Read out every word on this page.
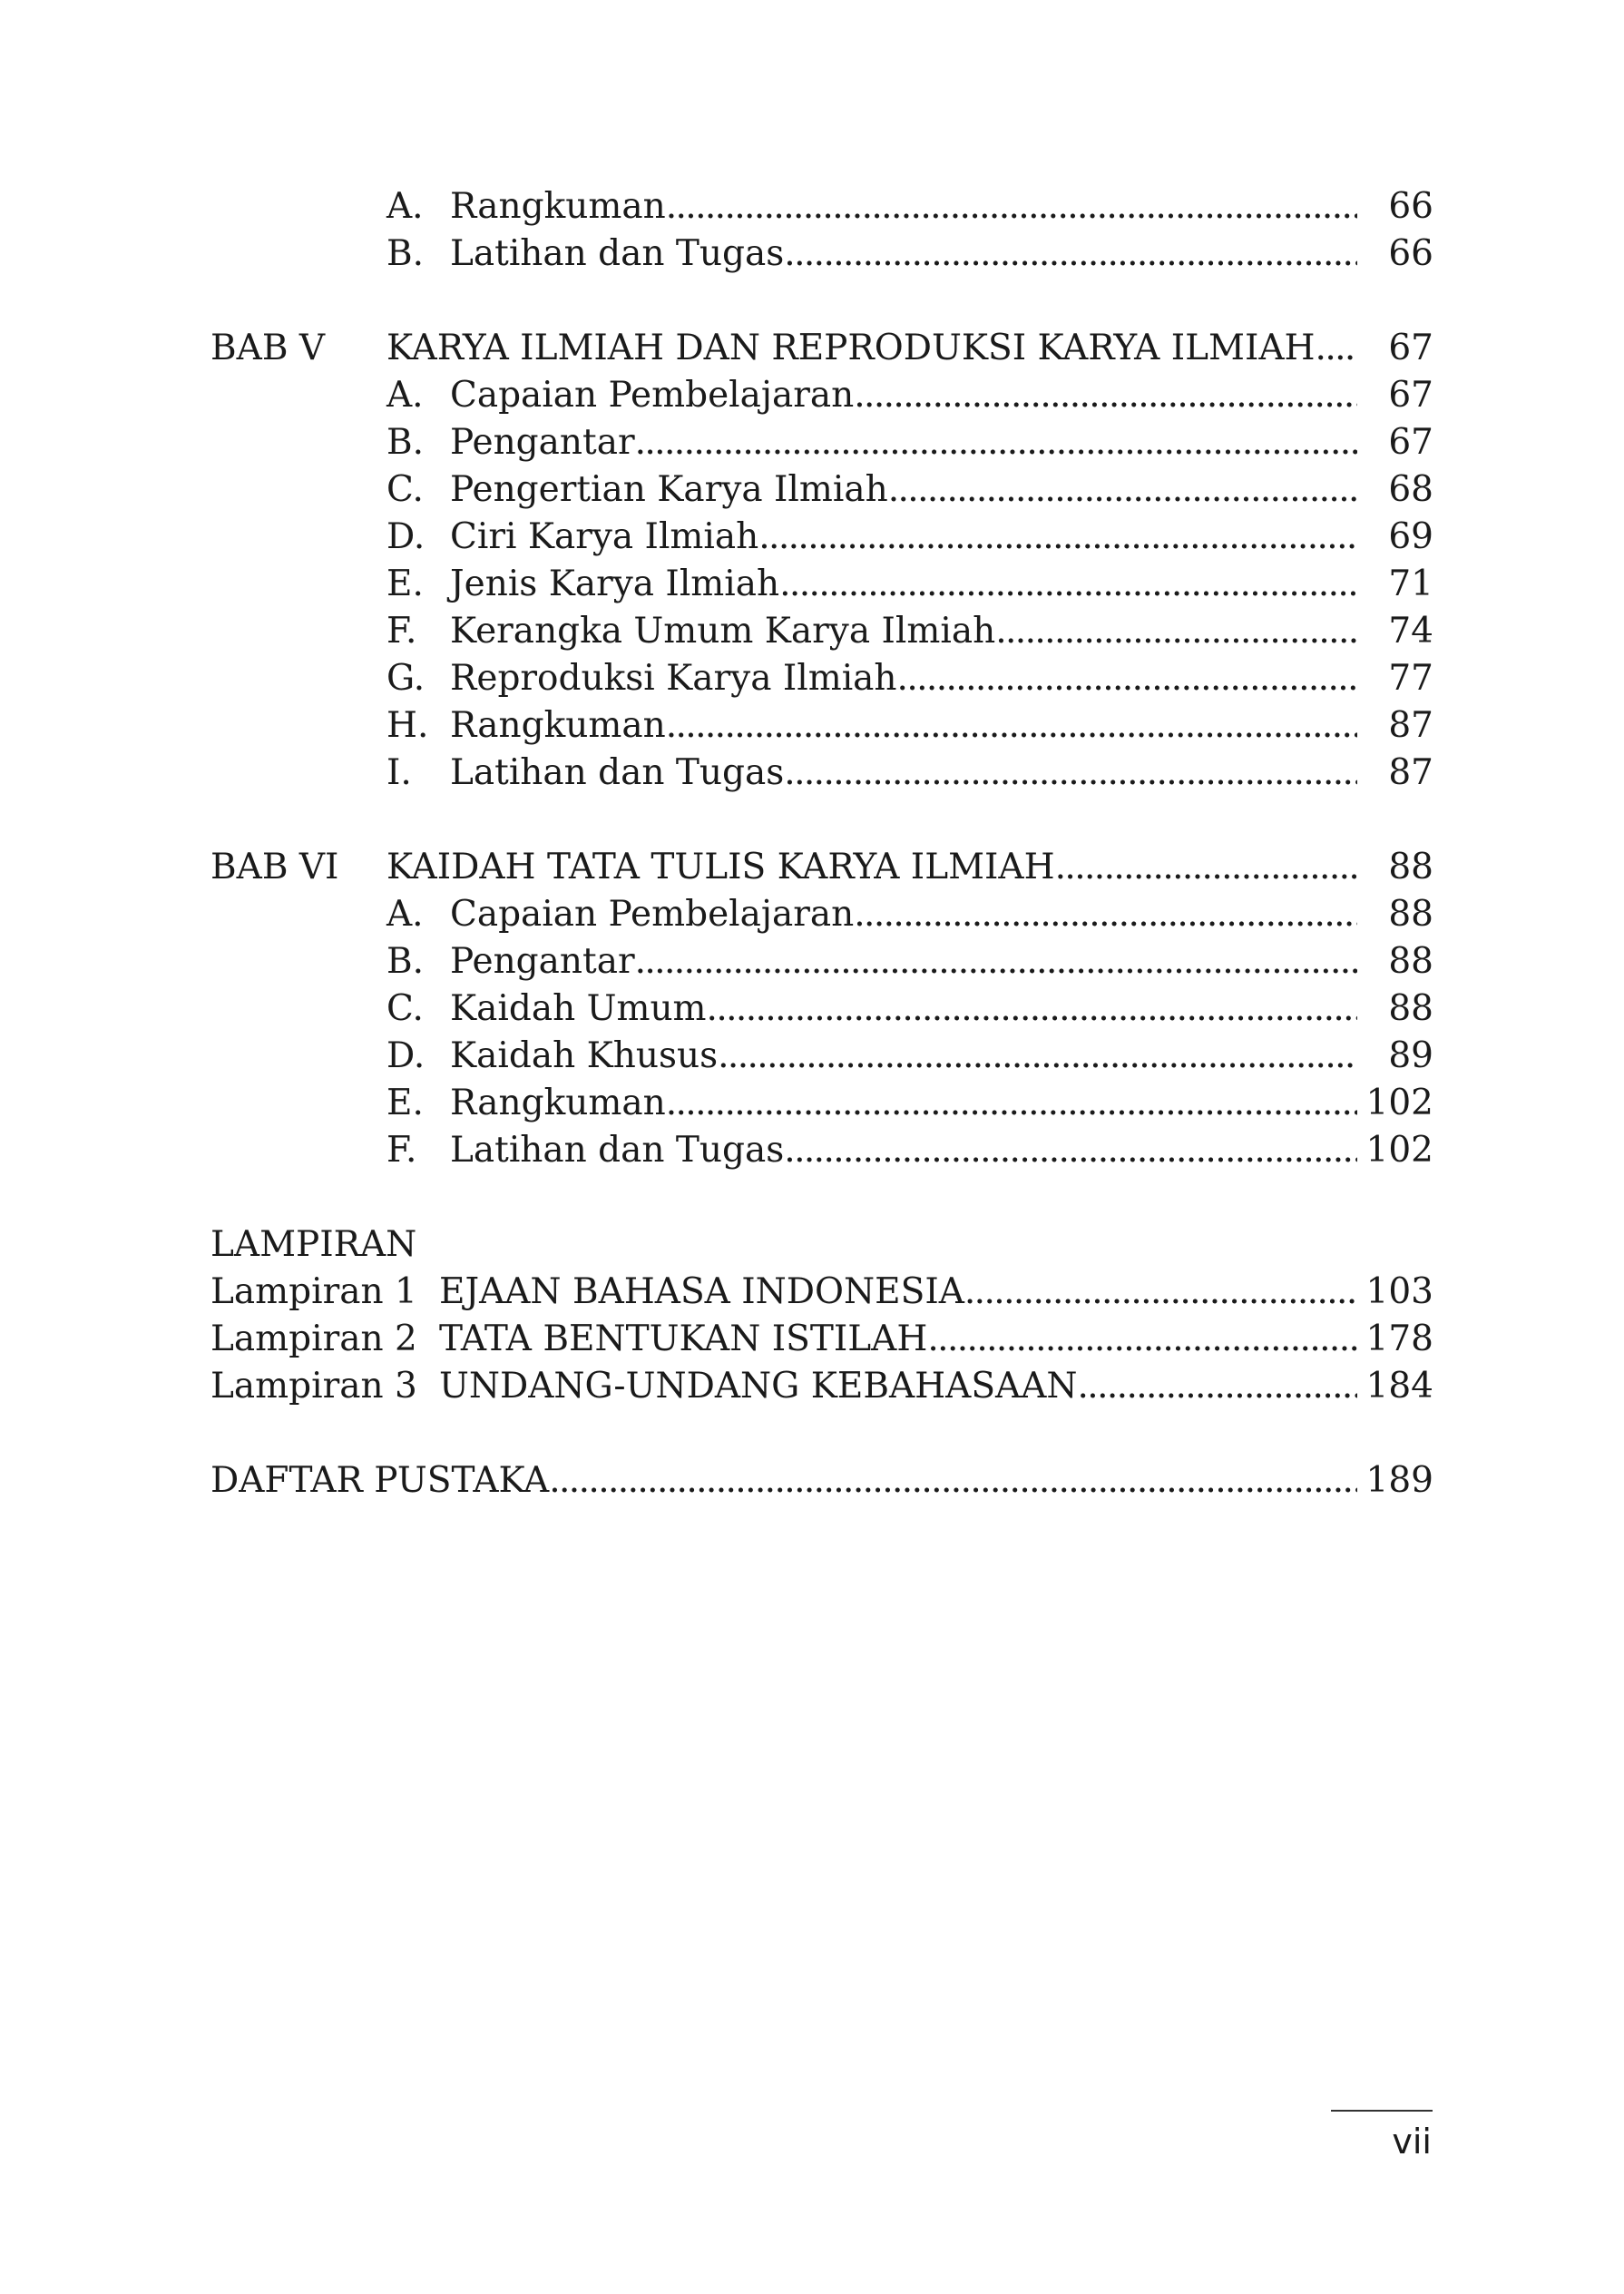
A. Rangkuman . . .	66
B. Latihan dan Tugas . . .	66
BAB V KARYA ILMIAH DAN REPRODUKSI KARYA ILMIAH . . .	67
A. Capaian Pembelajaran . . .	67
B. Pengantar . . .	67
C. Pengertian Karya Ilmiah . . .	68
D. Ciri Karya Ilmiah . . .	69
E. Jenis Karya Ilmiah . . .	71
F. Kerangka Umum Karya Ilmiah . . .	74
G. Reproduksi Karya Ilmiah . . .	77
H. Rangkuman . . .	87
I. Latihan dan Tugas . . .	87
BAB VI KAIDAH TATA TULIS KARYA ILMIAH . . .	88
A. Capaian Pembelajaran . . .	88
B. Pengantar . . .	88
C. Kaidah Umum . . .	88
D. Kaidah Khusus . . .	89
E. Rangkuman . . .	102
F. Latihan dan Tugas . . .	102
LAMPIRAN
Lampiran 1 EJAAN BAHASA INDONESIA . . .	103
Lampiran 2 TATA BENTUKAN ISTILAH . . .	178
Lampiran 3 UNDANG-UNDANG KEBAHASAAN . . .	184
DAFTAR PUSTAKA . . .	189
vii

---------------

The exercise:
Working from the lines above, reproduce the material exactly and exclude its pictures.

Reply to the exercise:
Read out every word on this page.
A. Rangkuman . . .	66
B. Latihan dan Tugas . . .	66
BAB V KARYA ILMIAH DAN REPRODUKSI KARYA ILMIAH . . .	67
A. Capaian Pembelajaran . . .	67
B. Pengantar . . .	67
C. Pengertian Karya Ilmiah . . .	68
D. Ciri Karya Ilmiah . . .	69
E. Jenis Karya Ilmiah . . .	71
F. Kerangka Umum Karya Ilmiah . . .	74
G. Reproduksi Karya Ilmiah . . .	77
H. Rangkuman . . .	87
I. Latihan dan Tugas . . .	87
BAB VI KAIDAH TATA TULIS KARYA ILMIAH . . .	88
A. Capaian Pembelajaran . . .	88
B. Pengantar . . .	88
C. Kaidah Umum . . .	88
D. Kaidah Khusus . . .	89
E. Rangkuman . . .	102
F. Latihan dan Tugas . . .	102
LAMPIRAN
Lampiran 1 EJAAN BAHASA INDONESIA . . .	103
Lampiran 2 TATA BENTUKAN ISTILAH . . .	178
Lampiran 3 UNDANG-UNDANG KEBAHASAAN . . .	184
DAFTAR PUSTAKA . . .	189
vii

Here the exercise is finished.